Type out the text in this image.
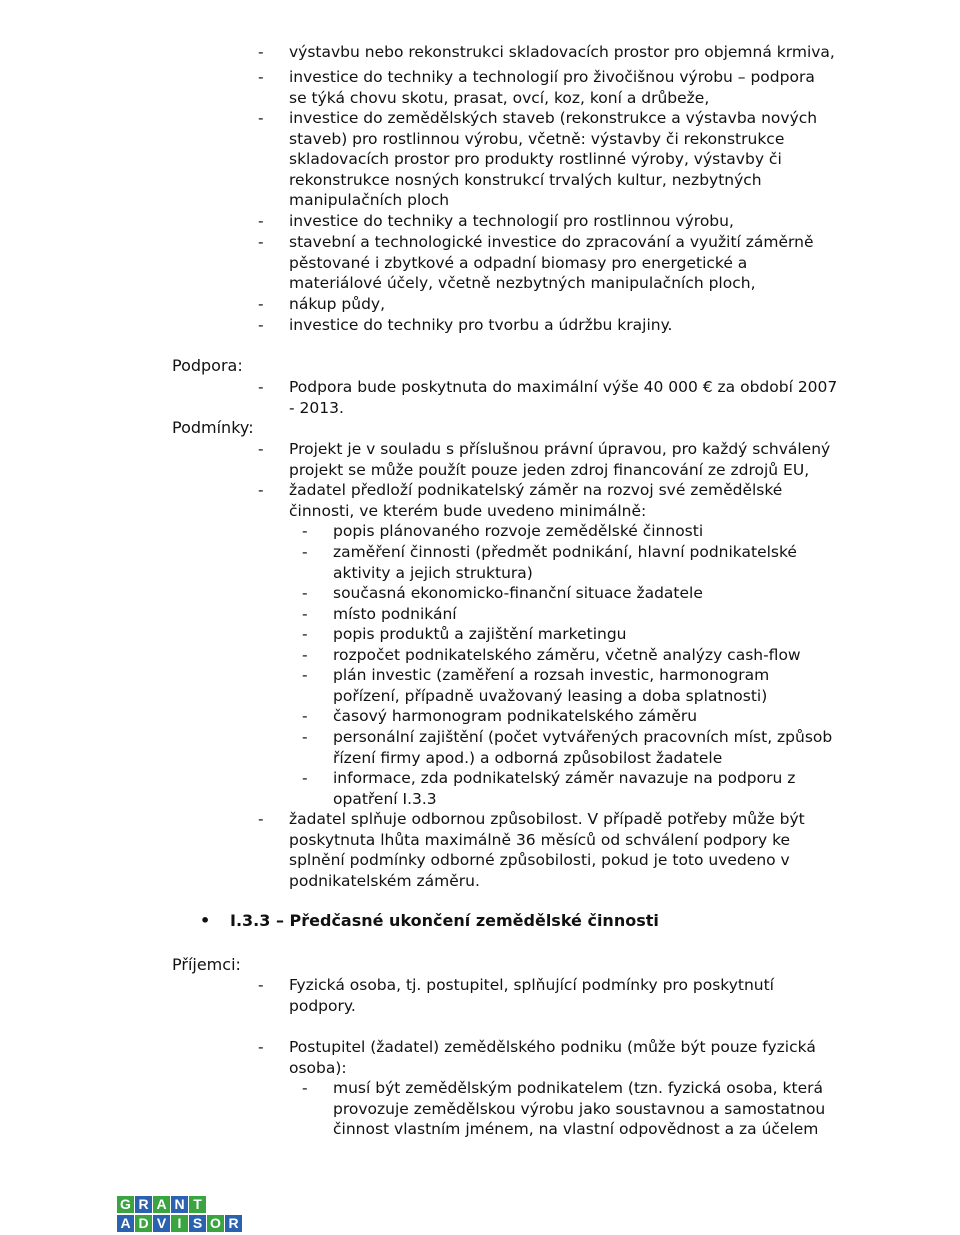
- výstavbu nebo rekonstrukci skladovacích prostor pro objemná krmiva,
- investice do techniky a technologií pro živočišnou výrobu – podpora
se týká chovu skotu, prasat, ovcí, koz, koní a drůbeže,
- investice do zemědělských staveb (rekonstrukce a výstavba nových
staveb) pro rostlinnou výrobu, včetně: výstavby či rekonstrukce
skladovacích prostor pro produkty rostlinné výroby, výstavby či
rekonstrukce nosných konstrukcí trvalých kultur, nezbytných
manipulačních ploch
- investice do techniky a technologií pro rostlinnou výrobu,
- stavební a technologické investice do zpracování a využití záměrně
pěstované i zbytkové a odpadní biomasy pro energetické a
materiálové účely, včetně nezbytných manipulačních ploch,
- nákup půdy,
- investice do techniky pro tvorbu a údržbu krajiny.
Podpora:
- Podpora bude poskytnuta do maximální výše 40 000 € za období 2007
- 2013.
Podmínky:
- Projekt je v souladu s příslušnou právní úpravou, pro každý schválený
projekt se může použít pouze jeden zdroj financování ze zdrojů EU,
- žadatel předloží podnikatelský záměr na rozvoj své zemědělské
činnosti, ve kterém bude uvedeno minimálně:
- popis plánovaného rozvoje zemědělské činnosti
- zaměření činnosti (předmět podnikání, hlavní podnikatelské
aktivity a jejich struktura)
- současná ekonomicko-finanční situace žadatele
- místo podnikání
- popis produktů a zajištění marketingu
- rozpočet podnikatelského záměru, včetně analýzy cash-flow
- plán investic (zaměření a rozsah investic, harmonogram
pořízení, případně uvažovaný leasing a doba splatnosti)
- časový harmonogram podnikatelského záměru
- personální zajištění (počet vytvářených pracovních míst, způsob
řízení firmy apod.) a odborná způsobilost žadatele
- informace, zda podnikatelský záměr navazuje na podporu z
opatření I.3.3
- žadatel splňuje odbornou způsobilost. V případě potřeby může být
poskytnuta lhůta maximálně 36 měsíců od schválení podpory ke
splnění podmínky odborné způsobilosti, pokud je toto uvedeno v
podnikatelském záměru.
• I.3.3 – Předčasné ukončení zemědělské činnosti
Příjemci:
- Fyzická osoba, tj. postupitel, splňující podmínky pro poskytnutí
podpory.
- Postupitel (žadatel) zemědělského podniku (může být pouze fyzická
osoba):
- musí být zemědělským podnikatelem (tzn. fyzická osoba, která
provozuje zemědělskou výrobu jako soustavnou a samostatnou
činnost vlastním jménem, na vlastní odpovědnost a za účelem
G R A N T
A D V I S O R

------------------------------

# Given request
Write out the listing above exactly as it stands, pictures excluded.

# Task solution
Type out the text in this image.
- výstavbu nebo rekonstrukci skladovacích prostor pro objemná krmiva,
- investice do techniky a technologií pro živočišnou výrobu – podpora
se týká chovu skotu, prasat, ovcí, koz, koní a drůbeže,
- investice do zemědělských staveb (rekonstrukce a výstavba nových
staveb) pro rostlinnou výrobu, včetně: výstavby či rekonstrukce
skladovacích prostor pro produkty rostlinné výroby, výstavby či
rekonstrukce nosných konstrukcí trvalých kultur, nezbytných
manipulačních ploch
- investice do techniky a technologií pro rostlinnou výrobu,
- stavební a technologické investice do zpracování a využití záměrně
pěstované i zbytkové a odpadní biomasy pro energetické a
materiálové účely, včetně nezbytných manipulačních ploch,
- nákup půdy,
- investice do techniky pro tvorbu a údržbu krajiny.
Podpora:
- Podpora bude poskytnuta do maximální výše 40 000 € za období 2007
- 2013.
Podmínky:
- Projekt je v souladu s příslušnou právní úpravou, pro každý schválený
projekt se může použít pouze jeden zdroj financování ze zdrojů EU,
- žadatel předloží podnikatelský záměr na rozvoj své zemědělské
činnosti, ve kterém bude uvedeno minimálně:
- popis plánovaného rozvoje zemědělské činnosti
- zaměření činnosti (předmět podnikání, hlavní podnikatelské
aktivity a jejich struktura)
- současná ekonomicko-finanční situace žadatele
- místo podnikání
- popis produktů a zajištění marketingu
- rozpočet podnikatelského záměru, včetně analýzy cash-flow
- plán investic (zaměření a rozsah investic, harmonogram
pořízení, případně uvažovaný leasing a doba splatnosti)
- časový harmonogram podnikatelského záměru
- personální zajištění (počet vytvářených pracovních míst, způsob
řízení firmy apod.) a odborná způsobilost žadatele
- informace, zda podnikatelský záměr navazuje na podporu z
opatření I.3.3
- žadatel splňuje odbornou způsobilost. V případě potřeby může být
poskytnuta lhůta maximálně 36 měsíců od schválení podpory ke
splnění podmínky odborné způsobilosti, pokud je toto uvedeno v
podnikatelském záměru.
• I.3.3 – Předčasné ukončení zemědělské činnosti
Příjemci:
- Fyzická osoba, tj. postupitel, splňující podmínky pro poskytnutí
podpory.
- Postupitel (žadatel) zemědělského podniku (může být pouze fyzická
osoba):
- musí být zemědělským podnikatelem (tzn. fyzická osoba, která
provozuje zemědělskou výrobu jako soustavnou a samostatnou
činnost vlastním jménem, na vlastní odpovědnost a za účelem
G R A N T
A D V I S O R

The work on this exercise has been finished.